## Begin Given data
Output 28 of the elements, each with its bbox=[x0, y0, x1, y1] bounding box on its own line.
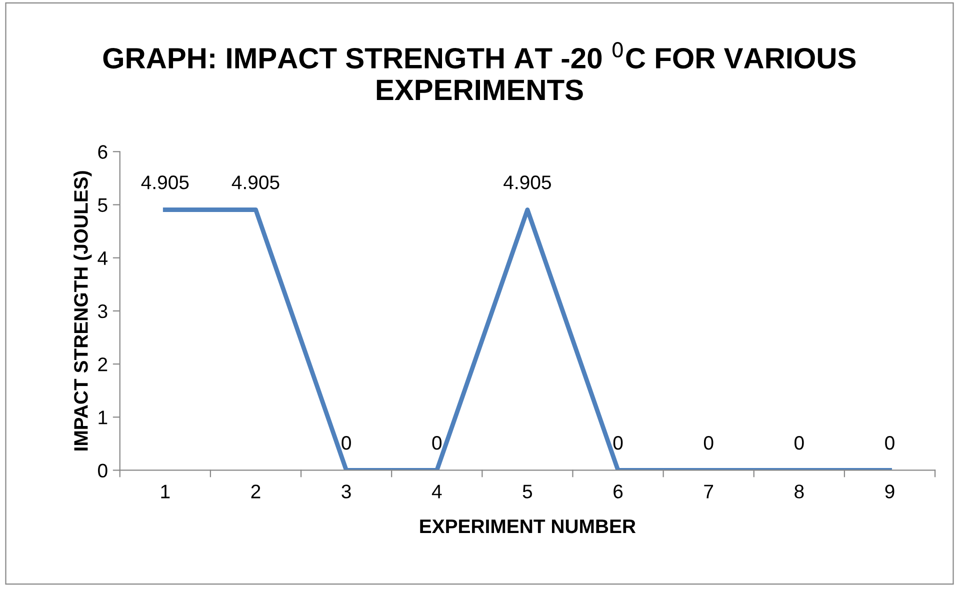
y-tick-label: 4 bbox=[98, 252, 108, 265]
data-label: 0 bbox=[342, 436, 351, 450]
y-tick-label: 3 bbox=[98, 304, 108, 318]
x-tick-label: 6 bbox=[614, 484, 623, 498]
data-label: 0 bbox=[704, 436, 714, 450]
y-tick-label: 1 bbox=[98, 410, 108, 424]
y-tick-label: 0 bbox=[98, 464, 108, 478]
data-label: 0 bbox=[794, 436, 804, 450]
data-label: 4.905 bbox=[141, 175, 189, 190]
chart-title: GRAPH: IMPACT STRENGTH AT -20 $^{0}$C FOR VARIOUS EXPERIMENTS bbox=[103, 42, 856, 100]
x-tick-label: 1 bbox=[161, 484, 170, 498]
x-tick-label: 3 bbox=[342, 484, 351, 498]
y-axis-title: IMPACT STRENGTH (JOULES) bbox=[74, 171, 92, 450]
x-tick-label: 8 bbox=[794, 484, 804, 498]
data-label: 4.905 bbox=[504, 175, 551, 190]
x-tick-label: 2 bbox=[251, 484, 260, 498]
x-tick-label: 9 bbox=[885, 484, 894, 498]
y-tick-label: 6 bbox=[98, 145, 108, 159]
y-tick-label: 5 bbox=[98, 198, 108, 212]
y-tick-label: 2 bbox=[98, 358, 108, 372]
x-axis-title: EXPERIMENT NUMBER bbox=[420, 520, 636, 534]
x-tick-label: 4 bbox=[432, 484, 442, 498]
x-tick-label: 5 bbox=[522, 484, 532, 498]
data-label: 0 bbox=[885, 436, 894, 450]
data-label: 0 bbox=[613, 436, 623, 450]
data-label: 0 bbox=[432, 436, 442, 450]
data-label: 4.905 bbox=[232, 175, 280, 190]
x-tick-label: 7 bbox=[704, 484, 714, 498]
## End Given data
**Task to complete**
Copy every line of the item above word for word, leaving out the picture.

**Written answer**
Output 28 of the elements, each with its bbox=[x0, y0, x1, y1] bounding box on its own line.
y-tick-label: 4 bbox=[98, 252, 108, 265]
data-label: 0 bbox=[342, 436, 351, 450]
y-tick-label: 3 bbox=[98, 304, 108, 318]
x-tick-label: 6 bbox=[614, 484, 623, 498]
data-label: 0 bbox=[704, 436, 714, 450]
y-tick-label: 1 bbox=[98, 410, 108, 424]
y-tick-label: 0 bbox=[98, 464, 108, 478]
data-label: 0 bbox=[794, 436, 804, 450]
data-label: 4.905 bbox=[141, 175, 189, 190]
chart-title: GRAPH: IMPACT STRENGTH AT -20 $^{0}$C FOR VARIOUS EXPERIMENTS bbox=[103, 42, 856, 100]
x-tick-label: 1 bbox=[161, 484, 170, 498]
x-tick-label: 3 bbox=[342, 484, 351, 498]
y-axis-title: IMPACT STRENGTH (JOULES) bbox=[74, 171, 92, 450]
x-tick-label: 8 bbox=[794, 484, 804, 498]
data-label: 4.905 bbox=[504, 175, 551, 190]
x-tick-label: 2 bbox=[251, 484, 260, 498]
x-tick-label: 9 bbox=[885, 484, 894, 498]
y-tick-label: 6 bbox=[98, 145, 108, 159]
y-tick-label: 5 bbox=[98, 198, 108, 212]
y-tick-label: 2 bbox=[98, 358, 108, 372]
x-axis-title: EXPERIMENT NUMBER bbox=[420, 520, 636, 534]
x-tick-label: 4 bbox=[432, 484, 442, 498]
x-tick-label: 5 bbox=[522, 484, 532, 498]
data-label: 0 bbox=[885, 436, 894, 450]
data-label: 0 bbox=[613, 436, 623, 450]
data-label: 0 bbox=[432, 436, 442, 450]
data-label: 4.905 bbox=[232, 175, 280, 190]
x-tick-label: 7 bbox=[704, 484, 714, 498]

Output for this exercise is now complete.